*Teks Bacaan*
----------

Dengan sangat terpaksa saya harus
mengatakan bahwa saya sangat risih ketika mendengar mahasiswa S1, terutama
mahasiswa tahun pertama-kedua, membicarakan hal pernikahan. Apalagi yang
membicarakan adalah antara ikhwan dengan akhwat, yang dengan gaya-gaya
bercanda, saling mengompori untuk menikah di usia muda.
Sebelum membicarakan hal ini lebih
jauh, agar tidak menjadi perdebatan kedepannya, maka sepertinya kita perlu menyamakan
frame terlebih dahulu mengenai definisi nikah muda. Dalam perspektif saya,
nikah muda adalah pernikahan yang dilakukan di bawah usia 25 tahun (bagi
laki-laki) atau yang dilakukan saat mereka masih menempuh pendidikan S1. Kalau anda
memiliki pandangan berbeda, itu sah-sah saja. Tapi dalam tulisan ini, saya akan
memakai definisi dari frame saya sendiri.
Well, mengapa saya risih? Ya,
saya risih karena menurut saya pernikahan aktivis di usia dini akan membuat
potensi kebermanfaatan mereka berkurang.
Hmm..berani benar saya mengatakan
hal itu?
Saya berbicara seperti ini bukan
tanpa alasan. Berdasarkan pengalaman pribadi saya memiliki teman yang menikah
di usia muda, mereka biasanya telah akan disibukkan oleh urusan rumah tangga (pribadi)
sehingga urusan umum (atau dalam kosakata mereka “urusan umat”) termarginalkan.
Padahal seharusnya mereka bisa berkontribusi lebih besar lagi untuk umum.

----------

*Data Tercatat*

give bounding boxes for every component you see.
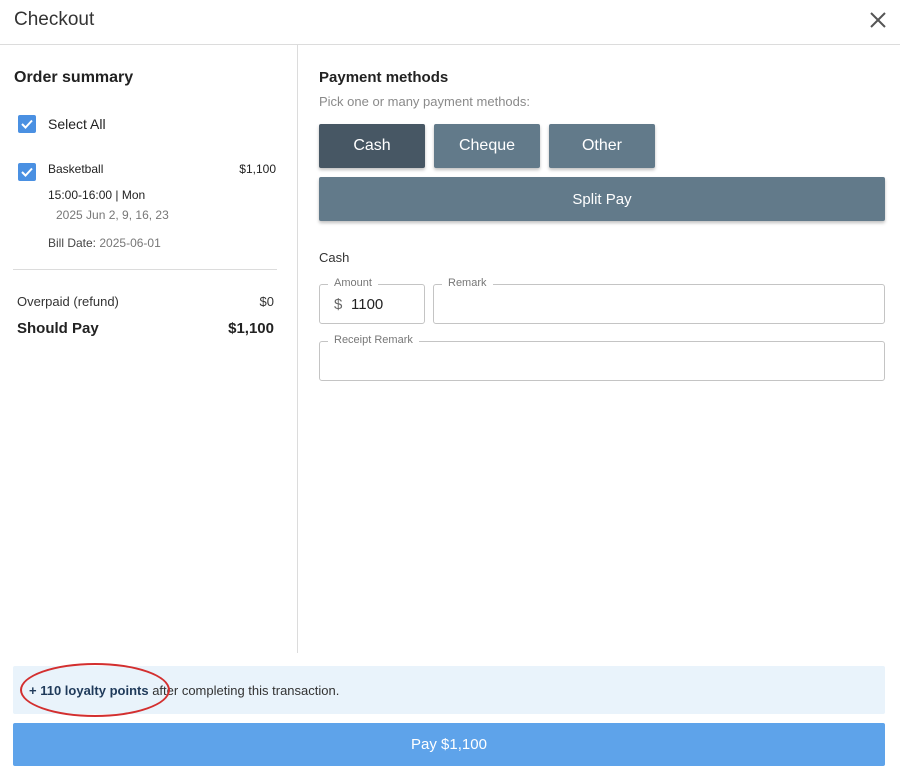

----------

*Tujuan 1*
Jawablah pertanyaan berikut berdasarkan tulisan tentang nikah muda.
(a) Pernikahan di bawah usia berapa yang disebut nikah muda bagi laki-laki menurut penulis?
(b) Mahasiswa tahun berapa yang disebut penulis membuatnya risih ketika membicarakan pernikahan?
(c) Urusan apa yang menurut penulis termarginalkan pada teman-temannya yang menikah muda?
*Tujuan 2*
Tuliskan kembali bagian tulisan tentang nikah muda dari "Hmm..berani benar saya" sampai "lagi untuk umum." tanpa mengubah satu kata pun.

*Jawaban 1*
(a) Di bawah usia 25 tahun.
(b) Mahasiswa tahun pertama-kedua.
(c) Urusan umum, atau dalam kosakata mereka "urusan umat".

*Jawaban 2*
Hmm..berani benar saya mengatakan
hal itu?
Saya berbicara seperti ini bukan
tanpa alasan. Berdasarkan pengalaman pribadi saya memiliki teman yang menikah
di usia muda, mereka biasanya telah akan disibukkan oleh urusan rumah tangga (pribadi)
sehingga urusan umum (atau dalam kosakata mereka “urusan umat”) termarginalkan.
Padahal seharusnya mereka bisa berkontribusi lebih besar lagi untuk umum.